(Collected data entries)

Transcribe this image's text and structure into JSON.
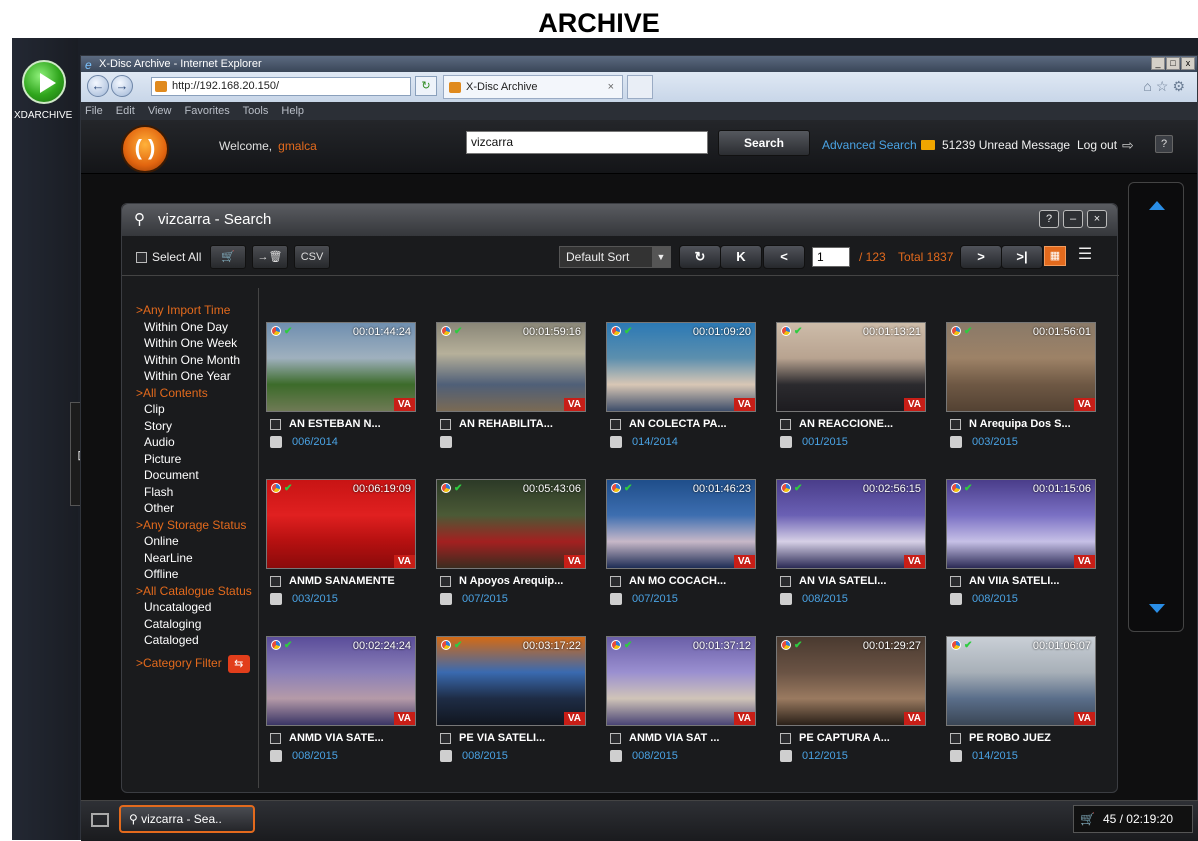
{
  "header": {
    "title": "ARCHIVE"
  },
  "desktop": {
    "icon_label": "XDARCHIVE"
  },
  "ie": {
    "window_title": "X-Disc Archive - Internet Explorer",
    "url": "http://192.168.20.150/",
    "tab_title": "X-Disc Archive",
    "menu": [
      "File",
      "Edit",
      "View",
      "Favorites",
      "Tools",
      "Help"
    ]
  },
  "app": {
    "welcome": "Welcome,",
    "username": "gmalca",
    "search_value": "vizcarra",
    "search_button": "Search",
    "advanced_search": "Advanced Search",
    "unread": "51239  Unread Message",
    "logout": "Log out",
    "help": "?"
  },
  "panel": {
    "title": "vizcarra - Search",
    "select_all": "Select All",
    "sort": "Default Sort",
    "page": "1",
    "page_total": "/ 123",
    "total": "Total  1837"
  },
  "filters": [
    {
      "head": ">Any Import Time",
      "items": [
        "Within One Day",
        "Within One Week",
        "Within One Month",
        "Within One Year"
      ]
    },
    {
      "head": ">All Contents",
      "items": [
        "Clip",
        "Story",
        "Audio",
        "Picture",
        "Document",
        "Flash",
        "Other"
      ]
    },
    {
      "head": ">Any Storage Status",
      "items": [
        "Online",
        "NearLine",
        "Offline"
      ]
    },
    {
      "head": ">All Catalogue Status",
      "items": [
        "Uncataloged",
        "Cataloging",
        "Cataloged"
      ]
    }
  ],
  "category_filter": ">Category Filter",
  "cards": [
    {
      "time": "00:01:44:24",
      "title": "AN ESTEBAN N...",
      "date": "006/2014",
      "bg": "linear-gradient(#6f8fb0 0%, #9fb0be 40%, #3c6b2a 70%, #6f7a55 100%)"
    },
    {
      "time": "00:01:59:16",
      "title": "AN REHABILITA...",
      "date": "",
      "bg": "linear-gradient(#8a8778 0%, #b6b09a 35%, #4f5f78 70%, #7a6a54 100%)"
    },
    {
      "time": "00:01:09:20",
      "title": "AN COLECTA PA...",
      "date": "014/2014",
      "bg": "linear-gradient(#2b79b5 0%, #5c8fae 40%, #d8c7b5 70%, #3e4e6a 100%)"
    },
    {
      "time": "00:01:13:21",
      "title": "AN REACCIONE...",
      "date": "001/2015",
      "bg": "linear-gradient(#cdbca9 0%, #b8a390 40%, #2b2a2e 70%, #1d1c20 100%)"
    },
    {
      "time": "00:01:56:01",
      "title": "N Arequipa Dos S...",
      "date": "003/2015",
      "bg": "linear-gradient(#8a7a68 0%, #9d8267 40%, #6e5844 70%, #544233 100%)"
    },
    {
      "time": "00:06:19:09",
      "title": "ANMD SANAMENTE",
      "date": "003/2015",
      "bg": "linear-gradient(#c81414 0%, #e02020 40%, #b51010 70%, #8a0b0b 100%)"
    },
    {
      "time": "00:05:43:06",
      "title": "N Apoyos Arequip...",
      "date": "007/2015",
      "bg": "linear-gradient(#2c3a27 0%, #4b5a36 40%, #a32020 70%, #3b2c1f 100%)"
    },
    {
      "time": "00:01:46:23",
      "title": "AN MO COCACH...",
      "date": "007/2015",
      "bg": "linear-gradient(#1f4e8a 0%, #3d6eb0 40%, #c7b8c8 70%, #1e2d55 100%)"
    },
    {
      "time": "00:02:56:15",
      "title": "AN VIA SATELI...",
      "date": "008/2015",
      "bg": "linear-gradient(#4a3d8a 0%, #6a60b4 40%, #d6d0e6 70%, #2b2a55 100%)"
    },
    {
      "time": "00:01:15:06",
      "title": "AN VIIA SATELI...",
      "date": "008/2015",
      "bg": "linear-gradient(#4a3d8a 0%, #7a70c4 40%, #c6c0e6 70%, #2b2a55 100%)"
    },
    {
      "time": "00:02:24:24",
      "title": "ANMD VIA SATE...",
      "date": "008/2015",
      "bg": "linear-gradient(#5a4d9a 0%, #8a7fb8 40%, #b59aa8 70%, #3a3565 100%)"
    },
    {
      "time": "00:03:17:22",
      "title": "PE VIA SATELI...",
      "date": "008/2015",
      "bg": "linear-gradient(#d46a14 0%, #3a6ab0 40%, #1e2c45 70%, #11161f 100%)"
    },
    {
      "time": "00:01:37:12",
      "title": "ANMD VIA SAT ...",
      "date": "008/2015",
      "bg": "linear-gradient(#6a5fa8 0%, #9a8fd0 40%, #d0c4b8 70%, #4a4575 100%)"
    },
    {
      "time": "00:01:29:27",
      "title": "PE CAPTURA A...",
      "date": "012/2015",
      "bg": "linear-gradient(#4a3a30 0%, #6a5344 40%, #9a7a60 70%, #2a2018 100%)"
    },
    {
      "time": "00:01:06:07",
      "title": "PE ROBO JUEZ",
      "date": "014/2015",
      "bg": "linear-gradient(#c9cfd6 0%, #a8b0b8 40%, #5a6e8a 70%, #3a4655 100%)"
    }
  ],
  "taskbar": {
    "item": "vizcarra - Sea..",
    "status": "45 / 02:19:20"
  },
  "colors": {
    "accent": "#e36a1d",
    "link": "#4aa3e4",
    "badge": "#c81e17"
  }
}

Task objective:
Quote every record above exactly, omitting any pictures they contain.

Expected answer:
Transcribe this image's text and structure into JSON.
{
  "header": {
    "title": "ARCHIVE"
  },
  "desktop": {
    "icon_label": "XDARCHIVE"
  },
  "ie": {
    "window_title": "X-Disc Archive - Internet Explorer",
    "url": "http://192.168.20.150/",
    "tab_title": "X-Disc Archive",
    "menu": [
      "File",
      "Edit",
      "View",
      "Favorites",
      "Tools",
      "Help"
    ]
  },
  "app": {
    "welcome": "Welcome,",
    "username": "gmalca",
    "search_value": "vizcarra",
    "search_button": "Search",
    "advanced_search": "Advanced Search",
    "unread": "51239  Unread Message",
    "logout": "Log out",
    "help": "?"
  },
  "panel": {
    "title": "vizcarra - Search",
    "select_all": "Select All",
    "sort": "Default Sort",
    "page": "1",
    "page_total": "/ 123",
    "total": "Total  1837"
  },
  "filters": [
    {
      "head": ">Any Import Time",
      "items": [
        "Within One Day",
        "Within One Week",
        "Within One Month",
        "Within One Year"
      ]
    },
    {
      "head": ">All Contents",
      "items": [
        "Clip",
        "Story",
        "Audio",
        "Picture",
        "Document",
        "Flash",
        "Other"
      ]
    },
    {
      "head": ">Any Storage Status",
      "items": [
        "Online",
        "NearLine",
        "Offline"
      ]
    },
    {
      "head": ">All Catalogue Status",
      "items": [
        "Uncataloged",
        "Cataloging",
        "Cataloged"
      ]
    }
  ],
  "category_filter": ">Category Filter",
  "cards": [
    {
      "time": "00:01:44:24",
      "title": "AN ESTEBAN N...",
      "date": "006/2014",
      "bg": "linear-gradient(#6f8fb0 0%, #9fb0be 40%, #3c6b2a 70%, #6f7a55 100%)"
    },
    {
      "time": "00:01:59:16",
      "title": "AN REHABILITA...",
      "date": "",
      "bg": "linear-gradient(#8a8778 0%, #b6b09a 35%, #4f5f78 70%, #7a6a54 100%)"
    },
    {
      "time": "00:01:09:20",
      "title": "AN COLECTA PA...",
      "date": "014/2014",
      "bg": "linear-gradient(#2b79b5 0%, #5c8fae 40%, #d8c7b5 70%, #3e4e6a 100%)"
    },
    {
      "time": "00:01:13:21",
      "title": "AN REACCIONE...",
      "date": "001/2015",
      "bg": "linear-gradient(#cdbca9 0%, #b8a390 40%, #2b2a2e 70%, #1d1c20 100%)"
    },
    {
      "time": "00:01:56:01",
      "title": "N Arequipa Dos S...",
      "date": "003/2015",
      "bg": "linear-gradient(#8a7a68 0%, #9d8267 40%, #6e5844 70%, #544233 100%)"
    },
    {
      "time": "00:06:19:09",
      "title": "ANMD SANAMENTE",
      "date": "003/2015",
      "bg": "linear-gradient(#c81414 0%, #e02020 40%, #b51010 70%, #8a0b0b 100%)"
    },
    {
      "time": "00:05:43:06",
      "title": "N Apoyos Arequip...",
      "date": "007/2015",
      "bg": "linear-gradient(#2c3a27 0%, #4b5a36 40%, #a32020 70%, #3b2c1f 100%)"
    },
    {
      "time": "00:01:46:23",
      "title": "AN MO COCACH...",
      "date": "007/2015",
      "bg": "linear-gradient(#1f4e8a 0%, #3d6eb0 40%, #c7b8c8 70%, #1e2d55 100%)"
    },
    {
      "time": "00:02:56:15",
      "title": "AN VIA SATELI...",
      "date": "008/2015",
      "bg": "linear-gradient(#4a3d8a 0%, #6a60b4 40%, #d6d0e6 70%, #2b2a55 100%)"
    },
    {
      "time": "00:01:15:06",
      "title": "AN VIIA SATELI...",
      "date": "008/2015",
      "bg": "linear-gradient(#4a3d8a 0%, #7a70c4 40%, #c6c0e6 70%, #2b2a55 100%)"
    },
    {
      "time": "00:02:24:24",
      "title": "ANMD VIA SATE...",
      "date": "008/2015",
      "bg": "linear-gradient(#5a4d9a 0%, #8a7fb8 40%, #b59aa8 70%, #3a3565 100%)"
    },
    {
      "time": "00:03:17:22",
      "title": "PE VIA SATELI...",
      "date": "008/2015",
      "bg": "linear-gradient(#d46a14 0%, #3a6ab0 40%, #1e2c45 70%, #11161f 100%)"
    },
    {
      "time": "00:01:37:12",
      "title": "ANMD VIA SAT ...",
      "date": "008/2015",
      "bg": "linear-gradient(#6a5fa8 0%, #9a8fd0 40%, #d0c4b8 70%, #4a4575 100%)"
    },
    {
      "time": "00:01:29:27",
      "title": "PE CAPTURA A...",
      "date": "012/2015",
      "bg": "linear-gradient(#4a3a30 0%, #6a5344 40%, #9a7a60 70%, #2a2018 100%)"
    },
    {
      "time": "00:01:06:07",
      "title": "PE ROBO JUEZ",
      "date": "014/2015",
      "bg": "linear-gradient(#c9cfd6 0%, #a8b0b8 40%, #5a6e8a 70%, #3a4655 100%)"
    }
  ],
  "taskbar": {
    "item": "vizcarra - Sea..",
    "status": "45 / 02:19:20"
  },
  "colors": {
    "accent": "#e36a1d",
    "link": "#4aa3e4",
    "badge": "#c81e17"
  }
}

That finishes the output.